Copy every line of the material below word for word.
======== PROVIDED RECORDS
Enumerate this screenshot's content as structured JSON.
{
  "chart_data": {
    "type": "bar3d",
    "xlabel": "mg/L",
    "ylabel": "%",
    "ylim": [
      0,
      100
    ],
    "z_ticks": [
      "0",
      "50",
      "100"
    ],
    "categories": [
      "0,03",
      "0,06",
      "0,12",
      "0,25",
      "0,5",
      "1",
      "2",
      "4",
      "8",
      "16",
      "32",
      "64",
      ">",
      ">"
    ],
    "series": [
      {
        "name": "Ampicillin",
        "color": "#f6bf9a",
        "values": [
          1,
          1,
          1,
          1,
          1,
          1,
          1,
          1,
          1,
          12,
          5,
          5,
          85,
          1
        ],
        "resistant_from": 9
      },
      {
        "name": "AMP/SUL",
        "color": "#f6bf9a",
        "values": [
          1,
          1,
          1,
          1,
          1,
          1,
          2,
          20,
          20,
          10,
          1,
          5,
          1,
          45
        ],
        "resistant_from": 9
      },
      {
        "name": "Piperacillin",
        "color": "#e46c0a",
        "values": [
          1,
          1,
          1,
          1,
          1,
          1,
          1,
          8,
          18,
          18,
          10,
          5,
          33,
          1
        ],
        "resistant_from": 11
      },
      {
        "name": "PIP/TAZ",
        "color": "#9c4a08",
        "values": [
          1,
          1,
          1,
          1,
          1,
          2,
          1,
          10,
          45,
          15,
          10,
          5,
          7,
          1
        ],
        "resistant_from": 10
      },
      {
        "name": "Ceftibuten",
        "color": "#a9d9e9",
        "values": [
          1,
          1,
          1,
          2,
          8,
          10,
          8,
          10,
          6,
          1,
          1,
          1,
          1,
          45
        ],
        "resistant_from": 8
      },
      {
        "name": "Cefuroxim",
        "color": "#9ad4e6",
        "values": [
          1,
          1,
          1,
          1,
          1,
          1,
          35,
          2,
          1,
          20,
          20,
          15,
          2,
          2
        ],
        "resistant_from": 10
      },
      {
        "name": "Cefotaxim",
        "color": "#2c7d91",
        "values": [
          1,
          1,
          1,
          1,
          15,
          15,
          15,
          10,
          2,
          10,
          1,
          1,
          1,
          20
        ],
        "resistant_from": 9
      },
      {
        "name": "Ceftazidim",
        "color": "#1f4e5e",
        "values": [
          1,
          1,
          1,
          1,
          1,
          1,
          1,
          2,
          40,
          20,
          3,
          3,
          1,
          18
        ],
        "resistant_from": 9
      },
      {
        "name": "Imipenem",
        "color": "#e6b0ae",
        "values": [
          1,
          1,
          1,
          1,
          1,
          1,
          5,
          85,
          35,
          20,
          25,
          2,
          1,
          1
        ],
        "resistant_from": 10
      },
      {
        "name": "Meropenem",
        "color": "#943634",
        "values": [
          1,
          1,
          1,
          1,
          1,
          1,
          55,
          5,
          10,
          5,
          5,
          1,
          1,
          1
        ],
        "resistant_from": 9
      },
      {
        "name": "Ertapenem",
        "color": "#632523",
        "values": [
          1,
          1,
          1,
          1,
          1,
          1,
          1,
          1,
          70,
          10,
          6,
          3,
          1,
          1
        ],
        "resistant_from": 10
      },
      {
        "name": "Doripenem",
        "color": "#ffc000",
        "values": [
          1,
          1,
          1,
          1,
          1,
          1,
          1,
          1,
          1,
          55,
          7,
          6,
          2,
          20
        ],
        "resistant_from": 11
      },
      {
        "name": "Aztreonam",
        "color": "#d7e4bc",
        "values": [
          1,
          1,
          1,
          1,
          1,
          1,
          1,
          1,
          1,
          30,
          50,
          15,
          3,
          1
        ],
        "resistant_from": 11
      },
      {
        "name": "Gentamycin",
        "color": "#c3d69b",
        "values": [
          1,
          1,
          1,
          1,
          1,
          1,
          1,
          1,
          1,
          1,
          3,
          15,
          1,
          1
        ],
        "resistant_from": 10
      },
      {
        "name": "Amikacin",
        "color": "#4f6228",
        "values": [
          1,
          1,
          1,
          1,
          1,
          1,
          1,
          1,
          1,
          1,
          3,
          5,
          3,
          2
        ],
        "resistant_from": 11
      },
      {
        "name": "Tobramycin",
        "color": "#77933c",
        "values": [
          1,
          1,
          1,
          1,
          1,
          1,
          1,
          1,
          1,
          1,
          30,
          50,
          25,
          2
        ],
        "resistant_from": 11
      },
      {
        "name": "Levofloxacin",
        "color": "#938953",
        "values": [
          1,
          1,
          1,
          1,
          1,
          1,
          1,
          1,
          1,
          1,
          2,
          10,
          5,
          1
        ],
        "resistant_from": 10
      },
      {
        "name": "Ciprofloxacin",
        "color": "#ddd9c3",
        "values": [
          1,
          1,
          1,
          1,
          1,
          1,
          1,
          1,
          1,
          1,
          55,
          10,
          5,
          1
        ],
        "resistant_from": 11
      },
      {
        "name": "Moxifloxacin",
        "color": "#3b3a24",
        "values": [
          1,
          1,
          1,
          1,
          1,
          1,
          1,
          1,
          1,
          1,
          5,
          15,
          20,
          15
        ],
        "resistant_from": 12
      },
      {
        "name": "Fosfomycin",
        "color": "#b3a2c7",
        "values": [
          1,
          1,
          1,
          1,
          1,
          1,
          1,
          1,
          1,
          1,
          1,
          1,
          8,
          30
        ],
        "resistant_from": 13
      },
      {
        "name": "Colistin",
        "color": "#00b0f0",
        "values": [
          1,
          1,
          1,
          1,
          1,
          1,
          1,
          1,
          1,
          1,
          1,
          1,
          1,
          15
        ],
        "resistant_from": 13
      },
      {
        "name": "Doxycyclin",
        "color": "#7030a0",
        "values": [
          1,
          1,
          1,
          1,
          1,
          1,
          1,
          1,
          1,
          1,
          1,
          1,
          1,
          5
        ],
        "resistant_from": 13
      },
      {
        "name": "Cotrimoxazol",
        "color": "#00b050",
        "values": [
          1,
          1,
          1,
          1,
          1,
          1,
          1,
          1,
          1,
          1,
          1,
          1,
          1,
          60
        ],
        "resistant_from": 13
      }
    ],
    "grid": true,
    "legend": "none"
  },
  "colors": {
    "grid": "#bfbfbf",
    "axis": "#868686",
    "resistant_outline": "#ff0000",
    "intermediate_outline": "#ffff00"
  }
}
================
## TASK RESPONSE
Enumerate this screenshot's content as structured JSON.
{
  "chart_data": {
    "type": "bar3d",
    "xlabel": "mg/L",
    "ylabel": "%",
    "ylim": [
      0,
      100
    ],
    "z_ticks": [
      "0",
      "50",
      "100"
    ],
    "categories": [
      "0,03",
      "0,06",
      "0,12",
      "0,25",
      "0,5",
      "1",
      "2",
      "4",
      "8",
      "16",
      "32",
      "64",
      ">",
      ">"
    ],
    "series": [
      {
        "name": "Ampicillin",
        "color": "#f6bf9a",
        "values": [
          1,
          1,
          1,
          1,
          1,
          1,
          1,
          1,
          1,
          12,
          5,
          5,
          85,
          1
        ],
        "resistant_from": 9
      },
      {
        "name": "AMP/SUL",
        "color": "#f6bf9a",
        "values": [
          1,
          1,
          1,
          1,
          1,
          1,
          2,
          20,
          20,
          10,
          1,
          5,
          1,
          45
        ],
        "resistant_from": 9
      },
      {
        "name": "Piperacillin",
        "color": "#e46c0a",
        "values": [
          1,
          1,
          1,
          1,
          1,
          1,
          1,
          8,
          18,
          18,
          10,
          5,
          33,
          1
        ],
        "resistant_from": 11
      },
      {
        "name": "PIP/TAZ",
        "color": "#9c4a08",
        "values": [
          1,
          1,
          1,
          1,
          1,
          2,
          1,
          10,
          45,
          15,
          10,
          5,
          7,
          1
        ],
        "resistant_from": 10
      },
      {
        "name": "Ceftibuten",
        "color": "#a9d9e9",
        "values": [
          1,
          1,
          1,
          2,
          8,
          10,
          8,
          10,
          6,
          1,
          1,
          1,
          1,
          45
        ],
        "resistant_from": 8
      },
      {
        "name": "Cefuroxim",
        "color": "#9ad4e6",
        "values": [
          1,
          1,
          1,
          1,
          1,
          1,
          35,
          2,
          1,
          20,
          20,
          15,
          2,
          2
        ],
        "resistant_from": 10
      },
      {
        "name": "Cefotaxim",
        "color": "#2c7d91",
        "values": [
          1,
          1,
          1,
          1,
          15,
          15,
          15,
          10,
          2,
          10,
          1,
          1,
          1,
          20
        ],
        "resistant_from": 9
      },
      {
        "name": "Ceftazidim",
        "color": "#1f4e5e",
        "values": [
          1,
          1,
          1,
          1,
          1,
          1,
          1,
          2,
          40,
          20,
          3,
          3,
          1,
          18
        ],
        "resistant_from": 9
      },
      {
        "name": "Imipenem",
        "color": "#e6b0ae",
        "values": [
          1,
          1,
          1,
          1,
          1,
          1,
          5,
          85,
          35,
          20,
          25,
          2,
          1,
          1
        ],
        "resistant_from": 10
      },
      {
        "name": "Meropenem",
        "color": "#943634",
        "values": [
          1,
          1,
          1,
          1,
          1,
          1,
          55,
          5,
          10,
          5,
          5,
          1,
          1,
          1
        ],
        "resistant_from": 9
      },
      {
        "name": "Ertapenem",
        "color": "#632523",
        "values": [
          1,
          1,
          1,
          1,
          1,
          1,
          1,
          1,
          70,
          10,
          6,
          3,
          1,
          1
        ],
        "resistant_from": 10
      },
      {
        "name": "Doripenem",
        "color": "#ffc000",
        "values": [
          1,
          1,
          1,
          1,
          1,
          1,
          1,
          1,
          1,
          55,
          7,
          6,
          2,
          20
        ],
        "resistant_from": 11
      },
      {
        "name": "Aztreonam",
        "color": "#d7e4bc",
        "values": [
          1,
          1,
          1,
          1,
          1,
          1,
          1,
          1,
          1,
          30,
          50,
          15,
          3,
          1
        ],
        "resistant_from": 11
      },
      {
        "name": "Gentamycin",
        "color": "#c3d69b",
        "values": [
          1,
          1,
          1,
          1,
          1,
          1,
          1,
          1,
          1,
          1,
          3,
          15,
          1,
          1
        ],
        "resistant_from": 10
      },
      {
        "name": "Amikacin",
        "color": "#4f6228",
        "values": [
          1,
          1,
          1,
          1,
          1,
          1,
          1,
          1,
          1,
          1,
          3,
          5,
          3,
          2
        ],
        "resistant_from": 11
      },
      {
        "name": "Tobramycin",
        "color": "#77933c",
        "values": [
          1,
          1,
          1,
          1,
          1,
          1,
          1,
          1,
          1,
          1,
          30,
          50,
          25,
          2
        ],
        "resistant_from": 11
      },
      {
        "name": "Levofloxacin",
        "color": "#938953",
        "values": [
          1,
          1,
          1,
          1,
          1,
          1,
          1,
          1,
          1,
          1,
          2,
          10,
          5,
          1
        ],
        "resistant_from": 10
      },
      {
        "name": "Ciprofloxacin",
        "color": "#ddd9c3",
        "values": [
          1,
          1,
          1,
          1,
          1,
          1,
          1,
          1,
          1,
          1,
          55,
          10,
          5,
          1
        ],
        "resistant_from": 11
      },
      {
        "name": "Moxifloxacin",
        "color": "#3b3a24",
        "values": [
          1,
          1,
          1,
          1,
          1,
          1,
          1,
          1,
          1,
          1,
          5,
          15,
          20,
          15
        ],
        "resistant_from": 12
      },
      {
        "name": "Fosfomycin",
        "color": "#b3a2c7",
        "values": [
          1,
          1,
          1,
          1,
          1,
          1,
          1,
          1,
          1,
          1,
          1,
          1,
          8,
          30
        ],
        "resistant_from": 13
      },
      {
        "name": "Colistin",
        "color": "#00b0f0",
        "values": [
          1,
          1,
          1,
          1,
          1,
          1,
          1,
          1,
          1,
          1,
          1,
          1,
          1,
          15
        ],
        "resistant_from": 13
      },
      {
        "name": "Doxycyclin",
        "color": "#7030a0",
        "values": [
          1,
          1,
          1,
          1,
          1,
          1,
          1,
          1,
          1,
          1,
          1,
          1,
          1,
          5
        ],
        "resistant_from": 13
      },
      {
        "name": "Cotrimoxazol",
        "color": "#00b050",
        "values": [
          1,
          1,
          1,
          1,
          1,
          1,
          1,
          1,
          1,
          1,
          1,
          1,
          1,
          60
        ],
        "resistant_from": 13
      }
    ],
    "grid": true,
    "legend": "none"
  },
  "colors": {
    "grid": "#bfbfbf",
    "axis": "#868686",
    "resistant_outline": "#ff0000",
    "intermediate_outline": "#ffff00"
  }
}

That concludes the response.